WHAT THE EXERCISE ASKS:
Reproduce the listing below in its entirety. Change nothing.

━━━ EXERCISE MATERIAL ━━━

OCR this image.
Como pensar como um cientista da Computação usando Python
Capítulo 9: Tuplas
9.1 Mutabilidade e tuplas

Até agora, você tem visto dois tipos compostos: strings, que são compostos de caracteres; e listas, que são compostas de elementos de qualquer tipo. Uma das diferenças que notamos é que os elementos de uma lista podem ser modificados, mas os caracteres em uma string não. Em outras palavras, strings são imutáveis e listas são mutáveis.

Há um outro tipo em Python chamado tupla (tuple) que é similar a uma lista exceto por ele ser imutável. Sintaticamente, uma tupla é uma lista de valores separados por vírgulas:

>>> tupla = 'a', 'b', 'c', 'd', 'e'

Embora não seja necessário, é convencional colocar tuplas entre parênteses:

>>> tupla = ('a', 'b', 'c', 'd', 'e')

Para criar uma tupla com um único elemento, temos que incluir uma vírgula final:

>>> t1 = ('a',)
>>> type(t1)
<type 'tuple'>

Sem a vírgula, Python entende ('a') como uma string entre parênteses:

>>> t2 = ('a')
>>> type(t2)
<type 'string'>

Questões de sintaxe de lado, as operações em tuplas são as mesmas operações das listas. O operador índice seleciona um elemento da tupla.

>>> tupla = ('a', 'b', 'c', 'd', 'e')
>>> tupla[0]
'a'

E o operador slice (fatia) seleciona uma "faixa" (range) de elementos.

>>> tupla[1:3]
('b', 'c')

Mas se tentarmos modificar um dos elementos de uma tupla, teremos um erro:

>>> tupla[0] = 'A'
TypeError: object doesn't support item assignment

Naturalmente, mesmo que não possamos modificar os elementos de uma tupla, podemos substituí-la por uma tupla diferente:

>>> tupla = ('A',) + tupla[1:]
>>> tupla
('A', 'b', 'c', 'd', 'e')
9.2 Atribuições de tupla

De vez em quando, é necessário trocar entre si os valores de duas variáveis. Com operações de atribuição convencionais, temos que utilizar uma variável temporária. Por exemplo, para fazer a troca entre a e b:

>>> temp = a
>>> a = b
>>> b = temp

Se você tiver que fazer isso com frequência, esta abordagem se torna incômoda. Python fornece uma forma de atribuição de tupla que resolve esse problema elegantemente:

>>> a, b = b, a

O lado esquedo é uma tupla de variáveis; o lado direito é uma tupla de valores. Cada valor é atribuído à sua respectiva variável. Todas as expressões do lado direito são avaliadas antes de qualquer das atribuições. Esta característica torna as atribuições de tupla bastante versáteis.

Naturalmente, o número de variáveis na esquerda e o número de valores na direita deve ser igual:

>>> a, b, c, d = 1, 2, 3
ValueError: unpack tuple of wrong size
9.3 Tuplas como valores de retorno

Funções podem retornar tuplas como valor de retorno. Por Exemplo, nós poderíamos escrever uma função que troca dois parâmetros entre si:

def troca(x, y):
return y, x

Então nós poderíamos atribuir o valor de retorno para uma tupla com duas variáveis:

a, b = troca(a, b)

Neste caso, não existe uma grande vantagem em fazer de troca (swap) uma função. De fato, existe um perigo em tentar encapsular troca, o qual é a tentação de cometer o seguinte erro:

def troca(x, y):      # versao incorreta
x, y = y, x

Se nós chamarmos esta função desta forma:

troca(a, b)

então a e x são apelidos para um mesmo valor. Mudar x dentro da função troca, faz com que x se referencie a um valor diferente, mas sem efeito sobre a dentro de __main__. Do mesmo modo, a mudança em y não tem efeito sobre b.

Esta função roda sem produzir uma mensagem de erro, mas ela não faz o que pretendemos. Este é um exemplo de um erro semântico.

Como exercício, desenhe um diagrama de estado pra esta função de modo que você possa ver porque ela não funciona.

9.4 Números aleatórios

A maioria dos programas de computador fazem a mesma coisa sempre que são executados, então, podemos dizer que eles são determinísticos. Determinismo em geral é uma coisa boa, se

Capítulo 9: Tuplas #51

━━━

EXPECTED ANSWER:
OCR this image.
Como pensar como um cientista da Computação usando Python
Capítulo 9: Tuplas
9.1 Mutabilidade e tuplas

Até agora, você tem visto dois tipos compostos: strings, que são compostos de caracteres; e listas, que são compostas de elementos de qualquer tipo. Uma das diferenças que notamos é que os elementos de uma lista podem ser modificados, mas os caracteres em uma string não. Em outras palavras, strings são imutáveis e listas são mutáveis.

Há um outro tipo em Python chamado tupla (tuple) que é similar a uma lista exceto por ele ser imutável. Sintaticamente, uma tupla é uma lista de valores separados por vírgulas:

>>> tupla = 'a', 'b', 'c', 'd', 'e'

Embora não seja necessário, é convencional colocar tuplas entre parênteses:

>>> tupla = ('a', 'b', 'c', 'd', 'e')

Para criar uma tupla com um único elemento, temos que incluir uma vírgula final:

>>> t1 = ('a',)
>>> type(t1)
<type 'tuple'>

Sem a vírgula, Python entende ('a') como uma string entre parênteses:

>>> t2 = ('a')
>>> type(t2)
<type 'string'>

Questões de sintaxe de lado, as operações em tuplas são as mesmas operações das listas. O operador índice seleciona um elemento da tupla.

>>> tupla = ('a', 'b', 'c', 'd', 'e')
>>> tupla[0]
'a'

E o operador slice (fatia) seleciona uma "faixa" (range) de elementos.

>>> tupla[1:3]
('b', 'c')

Mas se tentarmos modificar um dos elementos de uma tupla, teremos um erro:

>>> tupla[0] = 'A'
TypeError: object doesn't support item assignment

Naturalmente, mesmo que não possamos modificar os elementos de uma tupla, podemos substituí-la por uma tupla diferente:

>>> tupla = ('A',) + tupla[1:]
>>> tupla
('A', 'b', 'c', 'd', 'e')
9.2 Atribuições de tupla

De vez em quando, é necessário trocar entre si os valores de duas variáveis. Com operações de atribuição convencionais, temos que utilizar uma variável temporária. Por exemplo, para fazer a troca entre a e b:

>>> temp = a
>>> a = b
>>> b = temp

Se você tiver que fazer isso com frequência, esta abordagem se torna incômoda. Python fornece uma forma de atribuição de tupla que resolve esse problema elegantemente:

>>> a, b = b, a

O lado esquedo é uma tupla de variáveis; o lado direito é uma tupla de valores. Cada valor é atribuído à sua respectiva variável. Todas as expressões do lado direito são avaliadas antes de qualquer das atribuições. Esta característica torna as atribuições de tupla bastante versáteis.

Naturalmente, o número de variáveis na esquerda e o número de valores na direita deve ser igual:

>>> a, b, c, d = 1, 2, 3
ValueError: unpack tuple of wrong size
9.3 Tuplas como valores de retorno

Funções podem retornar tuplas como valor de retorno. Por Exemplo, nós poderíamos escrever uma função que troca dois parâmetros entre si:

def troca(x, y):
return y, x

Então nós poderíamos atribuir o valor de retorno para uma tupla com duas variáveis:

a, b = troca(a, b)

Neste caso, não existe uma grande vantagem em fazer de troca (swap) uma função. De fato, existe um perigo em tentar encapsular troca, o qual é a tentação de cometer o seguinte erro:

def troca(x, y):      # versao incorreta
x, y = y, x

Se nós chamarmos esta função desta forma:

troca(a, b)

então a e x são apelidos para um mesmo valor. Mudar x dentro da função troca, faz com que x se referencie a um valor diferente, mas sem efeito sobre a dentro de __main__. Do mesmo modo, a mudança em y não tem efeito sobre b.

Esta função roda sem produzir uma mensagem de erro, mas ela não faz o que pretendemos. Este é um exemplo de um erro semântico.

Como exercício, desenhe um diagrama de estado pra esta função de modo que você possa ver porque ela não funciona.

9.4 Números aleatórios

A maioria dos programas de computador fazem a mesma coisa sempre que são executados, então, podemos dizer que eles são determinísticos. Determinismo em geral é uma coisa boa, se

Capítulo 9: Tuplas #51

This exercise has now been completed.